Mayor’s Panel Dreams of White Shiny City by the Lake

Ten years after Toronto’s amalgamation, a new report commissioned by Mayor David Miller signals consensus among city power-brokers, local politicians (progressives, social democrats, centrists and right-wingers alike), and Premier McGuinty that the logic of the neoliberal restructuring of Toronto has triumphed. There is, apparently, no going back. The city is on its own and must shrink to greatness.

The Blueprint for Fiscal Stability and Economic Prosperity is a call to action by the mayor’s multi-partite “fiscal review panel,” struck in the autumn of 2007. A real estate executive tied to the Progressive Conservatives, Blake Hutcheson, chairs the panel, which is rounded out by former Liberal Senator and York University President Lorna Marsden, financier Paul Massara, sporting and real estate magnate Larry Tanenbaum, Toronto Community Foundation CEO and one-time VP of the Toronto Olympic Bid Committee Rahul Bhardwaj and Canadian Auto Workers economist Jim Stanford. These people represent key components of Toronto’s power block, brought together in response to the Mayor’s first major defeat on the floor of council, with the initial rejection last summer of his proposals to introduce new real estate and vehicle licensing taxes. Not only a sop to the right-wing opposition, the panel has re-established the corporate support base that Miller has been cultivating since launching his first mayoral campaign back in 2002.

The report is thin on research and substance. It makes several specific recommendations with no supporting information and is considerably less substantial even than many city staff reports. The Blueprint restates things we already know about, such as the fact that Toronto continues to shoulder the financial burden from fifteen years of downloading from provincial and federal governments. The Panel members appear to have developed a set of beliefs and convictions, turned into recommendations, based on a few visits to city departments and meetings with city officials. Ultimately, this is an exercise in propaganda and “political diplomacy,” to put it in David Nickle’s words.

With the broad acceptance of the report at the end of February, at least inside City Hall and among mainstream journalists, wholesale privatization of city institutions and services is back on the table. Cast as Toronto’s biggest residential and non-residential landlord in a war for survival of the fittest with neighbouring and international competitors, the mayor is being urged to “take on some of the sacred cows” at City Hall and make a series of major changes that would effectively end the city’s admittedly spotty history of citizen-led and movement-driven urban reform.

[Material shown]:

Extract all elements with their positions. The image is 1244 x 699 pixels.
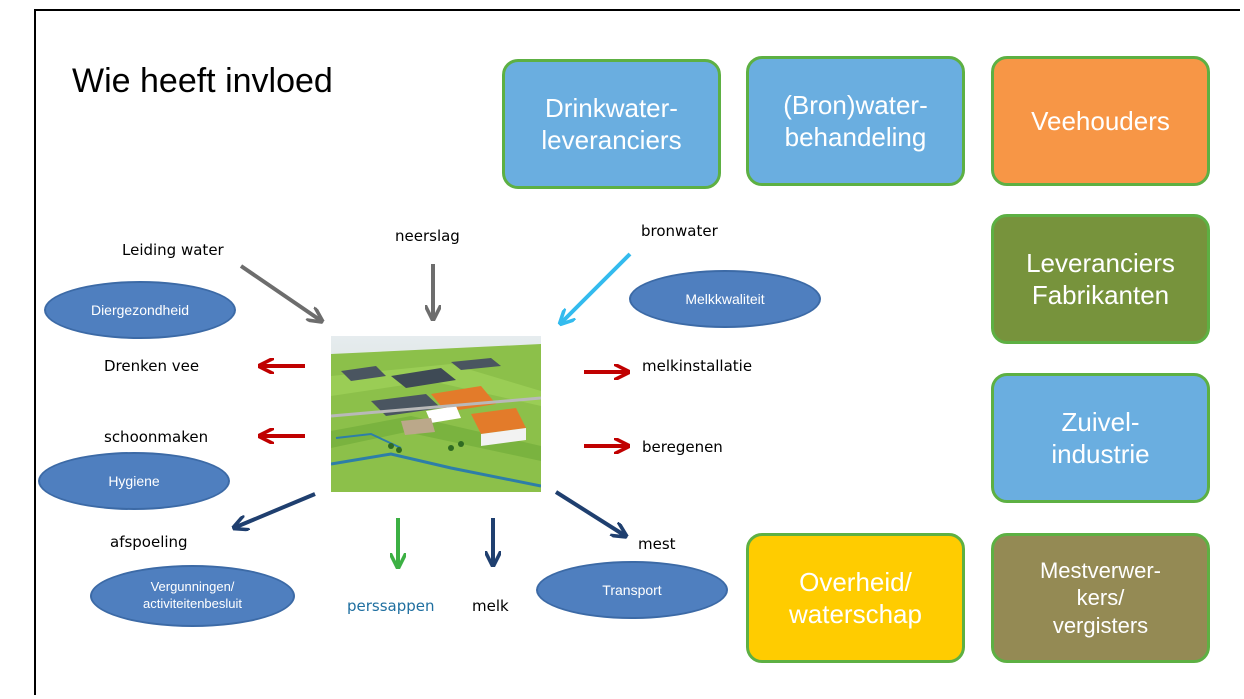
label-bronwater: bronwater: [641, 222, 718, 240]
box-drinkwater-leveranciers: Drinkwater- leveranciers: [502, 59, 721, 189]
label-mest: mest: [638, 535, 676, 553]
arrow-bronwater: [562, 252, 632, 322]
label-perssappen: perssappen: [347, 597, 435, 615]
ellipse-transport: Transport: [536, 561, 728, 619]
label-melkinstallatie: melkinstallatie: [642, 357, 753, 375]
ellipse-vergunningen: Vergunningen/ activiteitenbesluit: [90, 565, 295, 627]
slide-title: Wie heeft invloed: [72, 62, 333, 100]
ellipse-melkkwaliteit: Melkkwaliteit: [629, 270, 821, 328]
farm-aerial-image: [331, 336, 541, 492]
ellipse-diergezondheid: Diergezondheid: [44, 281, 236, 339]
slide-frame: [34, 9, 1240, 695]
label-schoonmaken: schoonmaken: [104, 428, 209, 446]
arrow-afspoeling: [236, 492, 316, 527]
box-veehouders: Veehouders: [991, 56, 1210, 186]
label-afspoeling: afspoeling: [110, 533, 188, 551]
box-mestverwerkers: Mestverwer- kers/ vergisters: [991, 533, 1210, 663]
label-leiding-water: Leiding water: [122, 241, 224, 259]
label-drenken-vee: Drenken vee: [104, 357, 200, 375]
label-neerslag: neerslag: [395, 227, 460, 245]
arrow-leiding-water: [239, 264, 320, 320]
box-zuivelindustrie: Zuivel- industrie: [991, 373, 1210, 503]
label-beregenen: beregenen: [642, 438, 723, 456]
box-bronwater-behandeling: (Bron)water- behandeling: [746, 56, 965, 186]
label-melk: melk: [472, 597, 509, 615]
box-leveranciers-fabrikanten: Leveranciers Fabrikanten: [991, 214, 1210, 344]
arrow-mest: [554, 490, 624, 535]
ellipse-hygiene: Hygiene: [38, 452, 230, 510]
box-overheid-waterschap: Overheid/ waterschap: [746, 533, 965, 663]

--

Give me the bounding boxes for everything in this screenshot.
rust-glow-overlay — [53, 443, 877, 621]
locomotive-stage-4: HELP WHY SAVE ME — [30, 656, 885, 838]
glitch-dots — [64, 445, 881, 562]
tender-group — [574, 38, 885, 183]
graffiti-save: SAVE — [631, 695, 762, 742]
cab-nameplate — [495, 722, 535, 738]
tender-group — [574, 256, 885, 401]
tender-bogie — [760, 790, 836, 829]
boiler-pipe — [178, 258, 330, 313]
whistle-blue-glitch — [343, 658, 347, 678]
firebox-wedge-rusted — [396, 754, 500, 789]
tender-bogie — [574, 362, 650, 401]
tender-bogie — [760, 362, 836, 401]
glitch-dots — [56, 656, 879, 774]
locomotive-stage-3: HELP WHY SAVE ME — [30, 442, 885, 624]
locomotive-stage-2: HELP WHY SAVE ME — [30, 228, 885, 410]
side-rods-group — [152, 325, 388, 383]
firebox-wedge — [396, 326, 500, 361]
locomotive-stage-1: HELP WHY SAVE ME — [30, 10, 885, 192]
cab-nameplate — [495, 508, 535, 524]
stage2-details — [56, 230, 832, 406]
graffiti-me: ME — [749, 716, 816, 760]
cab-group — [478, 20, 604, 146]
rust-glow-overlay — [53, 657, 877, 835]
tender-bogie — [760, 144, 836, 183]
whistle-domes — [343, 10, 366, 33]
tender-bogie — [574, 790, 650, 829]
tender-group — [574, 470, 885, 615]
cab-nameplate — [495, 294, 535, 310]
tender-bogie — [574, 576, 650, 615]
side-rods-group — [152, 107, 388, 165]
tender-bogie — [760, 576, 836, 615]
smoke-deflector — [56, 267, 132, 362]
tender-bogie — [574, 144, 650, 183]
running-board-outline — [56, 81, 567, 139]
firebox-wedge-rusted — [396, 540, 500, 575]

...

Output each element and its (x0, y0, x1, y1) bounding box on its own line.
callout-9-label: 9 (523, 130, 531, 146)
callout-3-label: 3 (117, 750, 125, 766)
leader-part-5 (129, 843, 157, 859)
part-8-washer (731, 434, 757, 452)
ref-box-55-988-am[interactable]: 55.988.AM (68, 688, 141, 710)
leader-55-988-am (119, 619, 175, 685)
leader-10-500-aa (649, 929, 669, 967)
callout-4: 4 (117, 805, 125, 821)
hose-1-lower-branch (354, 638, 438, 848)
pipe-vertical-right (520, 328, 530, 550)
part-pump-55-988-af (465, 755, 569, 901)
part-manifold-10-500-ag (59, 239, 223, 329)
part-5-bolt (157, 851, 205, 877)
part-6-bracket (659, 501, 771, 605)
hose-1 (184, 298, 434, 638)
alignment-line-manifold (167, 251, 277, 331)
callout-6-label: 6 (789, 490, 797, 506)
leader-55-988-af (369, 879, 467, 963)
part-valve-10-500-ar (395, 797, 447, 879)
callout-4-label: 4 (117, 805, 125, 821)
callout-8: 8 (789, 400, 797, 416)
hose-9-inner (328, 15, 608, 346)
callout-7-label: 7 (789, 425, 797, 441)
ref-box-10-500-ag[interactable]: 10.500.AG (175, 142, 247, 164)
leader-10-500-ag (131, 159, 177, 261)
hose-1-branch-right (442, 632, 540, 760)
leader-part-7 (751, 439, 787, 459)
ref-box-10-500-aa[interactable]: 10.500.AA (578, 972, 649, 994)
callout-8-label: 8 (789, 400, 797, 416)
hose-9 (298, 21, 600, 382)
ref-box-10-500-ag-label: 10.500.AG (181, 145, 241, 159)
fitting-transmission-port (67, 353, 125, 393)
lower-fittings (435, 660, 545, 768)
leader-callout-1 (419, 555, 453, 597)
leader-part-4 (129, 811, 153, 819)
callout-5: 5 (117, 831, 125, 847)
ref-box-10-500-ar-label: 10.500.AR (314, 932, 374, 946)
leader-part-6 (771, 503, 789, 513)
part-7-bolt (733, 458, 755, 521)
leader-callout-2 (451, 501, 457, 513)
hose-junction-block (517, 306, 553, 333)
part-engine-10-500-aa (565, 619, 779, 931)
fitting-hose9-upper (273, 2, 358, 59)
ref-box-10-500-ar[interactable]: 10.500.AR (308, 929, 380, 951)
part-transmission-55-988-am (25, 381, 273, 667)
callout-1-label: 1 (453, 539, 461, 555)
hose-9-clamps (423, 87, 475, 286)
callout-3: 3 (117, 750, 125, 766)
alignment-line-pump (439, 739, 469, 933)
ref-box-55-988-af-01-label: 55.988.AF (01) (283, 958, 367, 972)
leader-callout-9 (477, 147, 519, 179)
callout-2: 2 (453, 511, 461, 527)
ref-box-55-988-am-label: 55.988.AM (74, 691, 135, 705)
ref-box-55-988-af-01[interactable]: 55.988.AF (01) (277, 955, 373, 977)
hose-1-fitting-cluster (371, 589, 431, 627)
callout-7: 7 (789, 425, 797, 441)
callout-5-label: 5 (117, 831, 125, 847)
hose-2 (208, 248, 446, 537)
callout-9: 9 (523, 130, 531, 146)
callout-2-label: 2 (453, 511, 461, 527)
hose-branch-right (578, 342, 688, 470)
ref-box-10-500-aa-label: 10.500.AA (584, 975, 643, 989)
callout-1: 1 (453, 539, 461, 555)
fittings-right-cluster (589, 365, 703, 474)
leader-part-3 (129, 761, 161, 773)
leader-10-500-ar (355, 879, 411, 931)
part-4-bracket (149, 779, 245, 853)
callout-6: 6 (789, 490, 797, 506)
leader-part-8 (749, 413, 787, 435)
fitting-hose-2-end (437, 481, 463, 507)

[To be done]:
[a] In the article on Toronto's fiscal review panel, who chairs the panel?
[b] Resume the article on Toronto's fiscal review panel, writing on from its last sentence.

[The results]:
[a] Blake Hutcheson, a real estate executive tied to the Progressive Conservatives.

[b]
These changes include a formal centralization of political power inside City Hall, “marketization” of government services and assets (with the possibility of outright privatization), and the creation of a virtual competitive city-state to “take responsibility for its own destiny.”

Centralization of Power

Key to consolidating power at city hall is the formalization of the power of the executive committee. Blueprint recommends that executive committee members be appointed by the mayor and eligible for a pay premium, can meet in private and largely control the city’s political and bureaucratic agendas. The mayor and executive should hire their own professional staff, the panel adds, and the mayor should have the power to hire and fire the top city manager. These strong-mayor measures were written into the provincial City of Toronto Act passed in 2006 but rejected by Miller until just after the release of the panel report.

Accentuating one of the key features of the post-amalgamation period, the panel urges further “streamlining” of the city budget process, which would be placed even more firmly under the control of the executive as is already the case. The report also reiterates previous recommendations to move toward a “top-down rolling five-year operating budgets” (and ten-year capital budgets), thus inverting what they misleadingly suggest is a “bottom-up” approach in the current system of making budget decisions on an annual basis. The panel also believes the city’s chief financial officer should have tighter financial controls, including over the city’s agencies, boards and commissions – including the Board of Health, the TTC and the city’s newly consolidated Toronto Community Housing Company.

Taken together, the changes would effectively seal up what remains of the porous political system at city hall that still allows for rare surprises and, more importantly, influence by relatively unorganized groups of residents. Uncertainty, after all, is bad for business.

Privatization and “marketization”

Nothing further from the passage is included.